Problem: Will you give every entry again exactly as it stands?
***
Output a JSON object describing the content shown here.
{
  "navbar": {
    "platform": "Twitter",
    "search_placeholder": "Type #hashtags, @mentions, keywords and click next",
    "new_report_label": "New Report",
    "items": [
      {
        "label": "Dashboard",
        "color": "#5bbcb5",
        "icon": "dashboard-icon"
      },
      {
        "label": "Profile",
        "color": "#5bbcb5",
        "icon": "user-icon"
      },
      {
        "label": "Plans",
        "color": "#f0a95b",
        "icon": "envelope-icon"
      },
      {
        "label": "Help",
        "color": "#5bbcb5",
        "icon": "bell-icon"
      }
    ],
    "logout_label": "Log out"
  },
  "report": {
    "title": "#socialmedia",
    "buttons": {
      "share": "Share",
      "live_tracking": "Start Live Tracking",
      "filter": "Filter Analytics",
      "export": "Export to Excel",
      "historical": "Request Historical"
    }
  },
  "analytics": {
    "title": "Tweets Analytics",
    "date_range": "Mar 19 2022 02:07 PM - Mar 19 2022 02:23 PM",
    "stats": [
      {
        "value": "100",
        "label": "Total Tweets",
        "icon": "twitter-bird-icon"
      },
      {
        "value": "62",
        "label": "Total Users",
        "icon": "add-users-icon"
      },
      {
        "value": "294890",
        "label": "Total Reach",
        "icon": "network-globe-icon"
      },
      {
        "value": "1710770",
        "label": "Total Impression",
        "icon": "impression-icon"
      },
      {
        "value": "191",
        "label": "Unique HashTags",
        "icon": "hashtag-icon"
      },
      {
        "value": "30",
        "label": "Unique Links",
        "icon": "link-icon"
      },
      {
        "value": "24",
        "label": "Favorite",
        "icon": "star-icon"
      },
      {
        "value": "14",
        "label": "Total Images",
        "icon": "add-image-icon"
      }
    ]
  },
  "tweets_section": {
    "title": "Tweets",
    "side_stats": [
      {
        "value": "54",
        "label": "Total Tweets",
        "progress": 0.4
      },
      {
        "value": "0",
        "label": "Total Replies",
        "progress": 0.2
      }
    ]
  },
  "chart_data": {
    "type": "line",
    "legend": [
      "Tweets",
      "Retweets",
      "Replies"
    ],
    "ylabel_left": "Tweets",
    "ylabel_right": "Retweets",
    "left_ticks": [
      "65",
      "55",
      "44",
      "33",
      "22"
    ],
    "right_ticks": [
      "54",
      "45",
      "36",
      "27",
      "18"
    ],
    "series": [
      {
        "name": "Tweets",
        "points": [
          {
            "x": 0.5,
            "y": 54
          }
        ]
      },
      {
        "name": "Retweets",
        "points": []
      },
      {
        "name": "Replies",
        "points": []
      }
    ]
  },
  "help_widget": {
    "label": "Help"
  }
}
***
Correct answer:
Output a JSON object describing the content shown here.
{
  "navbar": {
    "platform": "Twitter",
    "search_placeholder": "Type #hashtags, @mentions, keywords and click next",
    "new_report_label": "New Report",
    "items": [
      {
        "label": "Dashboard",
        "color": "#5bbcb5",
        "icon": "dashboard-icon"
      },
      {
        "label": "Profile",
        "color": "#5bbcb5",
        "icon": "user-icon"
      },
      {
        "label": "Plans",
        "color": "#f0a95b",
        "icon": "envelope-icon"
      },
      {
        "label": "Help",
        "color": "#5bbcb5",
        "icon": "bell-icon"
      }
    ],
    "logout_label": "Log out"
  },
  "report": {
    "title": "#socialmedia",
    "buttons": {
      "share": "Share",
      "live_tracking": "Start Live Tracking",
      "filter": "Filter Analytics",
      "export": "Export to Excel",
      "historical": "Request Historical"
    }
  },
  "analytics": {
    "title": "Tweets Analytics",
    "date_range": "Mar 19 2022 02:07 PM - Mar 19 2022 02:23 PM",
    "stats": [
      {
        "value": "100",
        "label": "Total Tweets",
        "icon": "twitter-bird-icon"
      },
      {
        "value": "62",
        "label": "Total Users",
        "icon": "add-users-icon"
      },
      {
        "value": "294890",
        "label": "Total Reach",
        "icon": "network-globe-icon"
      },
      {
        "value": "1710770",
        "label": "Total Impression",
        "icon": "impression-icon"
      },
      {
        "value": "191",
        "label": "Unique HashTags",
        "icon": "hashtag-icon"
      },
      {
        "value": "30",
        "label": "Unique Links",
        "icon": "link-icon"
      },
      {
        "value": "24",
        "label": "Favorite",
        "icon": "star-icon"
      },
      {
        "value": "14",
        "label": "Total Images",
        "icon": "add-image-icon"
      }
    ]
  },
  "tweets_section": {
    "title": "Tweets",
    "side_stats": [
      {
        "value": "54",
        "label": "Total Tweets",
        "progress": 0.4
      },
      {
        "value": "0",
        "label": "Total Replies",
        "progress": 0.2
      }
    ]
  },
  "chart_data": {
    "type": "line",
    "legend": [
      "Tweets",
      "Retweets",
      "Replies"
    ],
    "ylabel_left": "Tweets",
    "ylabel_right": "Retweets",
    "left_ticks": [
      "65",
      "55",
      "44",
      "33",
      "22"
    ],
    "right_ticks": [
      "54",
      "45",
      "36",
      "27",
      "18"
    ],
    "series": [
      {
        "name": "Tweets",
        "points": [
          {
            "x": 0.5,
            "y": 54
          }
        ]
      },
      {
        "name": "Retweets",
        "points": []
      },
      {
        "name": "Replies",
        "points": []
      }
    ]
  },
  "help_widget": {
    "label": "Help"
  }
}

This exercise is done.